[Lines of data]
########

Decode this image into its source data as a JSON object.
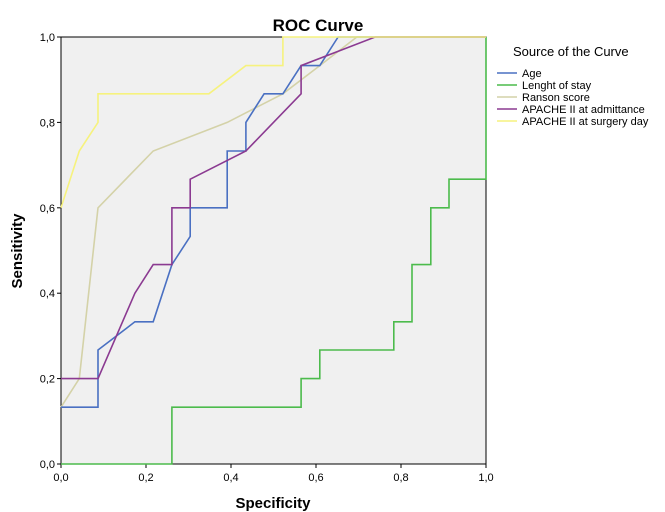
{
  "chart_data": {
    "type": "line",
    "title": "ROC Curve",
    "xlabel": "Specificity",
    "ylabel": "Sensitivity",
    "xlim": [
      0,
      1
    ],
    "ylim": [
      0,
      1
    ],
    "x_ticks": [
      0,
      0.2,
      0.4,
      0.6,
      0.8,
      1.0
    ],
    "x_tick_labels": [
      "0,0",
      "0,2",
      "0,4",
      "0,6",
      "0,8",
      "1,0"
    ],
    "y_ticks": [
      0,
      0.2,
      0.4,
      0.6,
      0.8,
      1.0
    ],
    "y_tick_labels": [
      "0,0",
      "0,2",
      "0,4",
      "0,6",
      "0,8",
      "1,0"
    ],
    "grid": false,
    "plot_background": "#f0f0f0",
    "legend": {
      "title": "Source of the Curve",
      "position": "right"
    },
    "series": [
      {
        "name": "Age",
        "color": "#4a70c2",
        "points": [
          [
            0,
            0.133
          ],
          [
            0.087,
            0.133
          ],
          [
            0.087,
            0.267
          ],
          [
            0.174,
            0.333
          ],
          [
            0.217,
            0.333
          ],
          [
            0.261,
            0.467
          ],
          [
            0.304,
            0.533
          ],
          [
            0.304,
            0.6
          ],
          [
            0.391,
            0.6
          ],
          [
            0.391,
            0.733
          ],
          [
            0.435,
            0.733
          ],
          [
            0.435,
            0.8
          ],
          [
            0.478,
            0.867
          ],
          [
            0.522,
            0.867
          ],
          [
            0.565,
            0.933
          ],
          [
            0.609,
            0.933
          ],
          [
            0.652,
            1.0
          ],
          [
            1.0,
            1.0
          ]
        ]
      },
      {
        "name": "Lenght of stay",
        "color": "#4cbb4c",
        "points": [
          [
            0,
            0
          ],
          [
            0.261,
            0
          ],
          [
            0.261,
            0.133
          ],
          [
            0.565,
            0.133
          ],
          [
            0.565,
            0.2
          ],
          [
            0.609,
            0.2
          ],
          [
            0.609,
            0.267
          ],
          [
            0.783,
            0.267
          ],
          [
            0.783,
            0.333
          ],
          [
            0.826,
            0.333
          ],
          [
            0.826,
            0.467
          ],
          [
            0.87,
            0.467
          ],
          [
            0.87,
            0.6
          ],
          [
            0.913,
            0.6
          ],
          [
            0.913,
            0.667
          ],
          [
            1.0,
            0.667
          ],
          [
            1.0,
            1.0
          ]
        ]
      },
      {
        "name": "Ranson score",
        "color": "#d4d2a8",
        "points": [
          [
            0,
            0.133
          ],
          [
            0.043,
            0.2
          ],
          [
            0.087,
            0.6
          ],
          [
            0.217,
            0.733
          ],
          [
            0.391,
            0.8
          ],
          [
            0.522,
            0.867
          ],
          [
            0.609,
            0.933
          ],
          [
            0.696,
            1.0
          ],
          [
            1.0,
            1.0
          ]
        ]
      },
      {
        "name": "APACHE II at admittance",
        "color": "#8b3a91",
        "points": [
          [
            0,
            0.2
          ],
          [
            0.087,
            0.2
          ],
          [
            0.174,
            0.4
          ],
          [
            0.217,
            0.467
          ],
          [
            0.261,
            0.467
          ],
          [
            0.261,
            0.6
          ],
          [
            0.304,
            0.6
          ],
          [
            0.304,
            0.667
          ],
          [
            0.435,
            0.733
          ],
          [
            0.565,
            0.867
          ],
          [
            0.565,
            0.933
          ],
          [
            0.739,
            1.0
          ],
          [
            1.0,
            1.0
          ]
        ]
      },
      {
        "name": "APACHE II at surgery day",
        "color": "#f6f27e",
        "points": [
          [
            0,
            0.6
          ],
          [
            0.043,
            0.733
          ],
          [
            0.087,
            0.8
          ],
          [
            0.087,
            0.867
          ],
          [
            0.348,
            0.867
          ],
          [
            0.435,
            0.933
          ],
          [
            0.522,
            0.933
          ],
          [
            0.522,
            1.0
          ],
          [
            1.0,
            1.0
          ]
        ]
      }
    ]
  }
}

########

> [Exercise objective] Reproduce the listing exactly. Leave its pictures out.

> [Response to this task]
Decode this image into its source data as a JSON object.
{
  "chart_data": {
    "type": "line",
    "title": "ROC Curve",
    "xlabel": "Specificity",
    "ylabel": "Sensitivity",
    "xlim": [
      0,
      1
    ],
    "ylim": [
      0,
      1
    ],
    "x_ticks": [
      0,
      0.2,
      0.4,
      0.6,
      0.8,
      1.0
    ],
    "x_tick_labels": [
      "0,0",
      "0,2",
      "0,4",
      "0,6",
      "0,8",
      "1,0"
    ],
    "y_ticks": [
      0,
      0.2,
      0.4,
      0.6,
      0.8,
      1.0
    ],
    "y_tick_labels": [
      "0,0",
      "0,2",
      "0,4",
      "0,6",
      "0,8",
      "1,0"
    ],
    "grid": false,
    "plot_background": "#f0f0f0",
    "legend": {
      "title": "Source of the Curve",
      "position": "right"
    },
    "series": [
      {
        "name": "Age",
        "color": "#4a70c2",
        "points": [
          [
            0,
            0.133
          ],
          [
            0.087,
            0.133
          ],
          [
            0.087,
            0.267
          ],
          [
            0.174,
            0.333
          ],
          [
            0.217,
            0.333
          ],
          [
            0.261,
            0.467
          ],
          [
            0.304,
            0.533
          ],
          [
            0.304,
            0.6
          ],
          [
            0.391,
            0.6
          ],
          [
            0.391,
            0.733
          ],
          [
            0.435,
            0.733
          ],
          [
            0.435,
            0.8
          ],
          [
            0.478,
            0.867
          ],
          [
            0.522,
            0.867
          ],
          [
            0.565,
            0.933
          ],
          [
            0.609,
            0.933
          ],
          [
            0.652,
            1.0
          ],
          [
            1.0,
            1.0
          ]
        ]
      },
      {
        "name": "Lenght of stay",
        "color": "#4cbb4c",
        "points": [
          [
            0,
            0
          ],
          [
            0.261,
            0
          ],
          [
            0.261,
            0.133
          ],
          [
            0.565,
            0.133
          ],
          [
            0.565,
            0.2
          ],
          [
            0.609,
            0.2
          ],
          [
            0.609,
            0.267
          ],
          [
            0.783,
            0.267
          ],
          [
            0.783,
            0.333
          ],
          [
            0.826,
            0.333
          ],
          [
            0.826,
            0.467
          ],
          [
            0.87,
            0.467
          ],
          [
            0.87,
            0.6
          ],
          [
            0.913,
            0.6
          ],
          [
            0.913,
            0.667
          ],
          [
            1.0,
            0.667
          ],
          [
            1.0,
            1.0
          ]
        ]
      },
      {
        "name": "Ranson score",
        "color": "#d4d2a8",
        "points": [
          [
            0,
            0.133
          ],
          [
            0.043,
            0.2
          ],
          [
            0.087,
            0.6
          ],
          [
            0.217,
            0.733
          ],
          [
            0.391,
            0.8
          ],
          [
            0.522,
            0.867
          ],
          [
            0.609,
            0.933
          ],
          [
            0.696,
            1.0
          ],
          [
            1.0,
            1.0
          ]
        ]
      },
      {
        "name": "APACHE II at admittance",
        "color": "#8b3a91",
        "points": [
          [
            0,
            0.2
          ],
          [
            0.087,
            0.2
          ],
          [
            0.174,
            0.4
          ],
          [
            0.217,
            0.467
          ],
          [
            0.261,
            0.467
          ],
          [
            0.261,
            0.6
          ],
          [
            0.304,
            0.6
          ],
          [
            0.304,
            0.667
          ],
          [
            0.435,
            0.733
          ],
          [
            0.565,
            0.867
          ],
          [
            0.565,
            0.933
          ],
          [
            0.739,
            1.0
          ],
          [
            1.0,
            1.0
          ]
        ]
      },
      {
        "name": "APACHE II at surgery day",
        "color": "#f6f27e",
        "points": [
          [
            0,
            0.6
          ],
          [
            0.043,
            0.733
          ],
          [
            0.087,
            0.8
          ],
          [
            0.087,
            0.867
          ],
          [
            0.348,
            0.867
          ],
          [
            0.435,
            0.933
          ],
          [
            0.522,
            0.933
          ],
          [
            0.522,
            1.0
          ],
          [
            1.0,
            1.0
          ]
        ]
      }
    ]
  }
}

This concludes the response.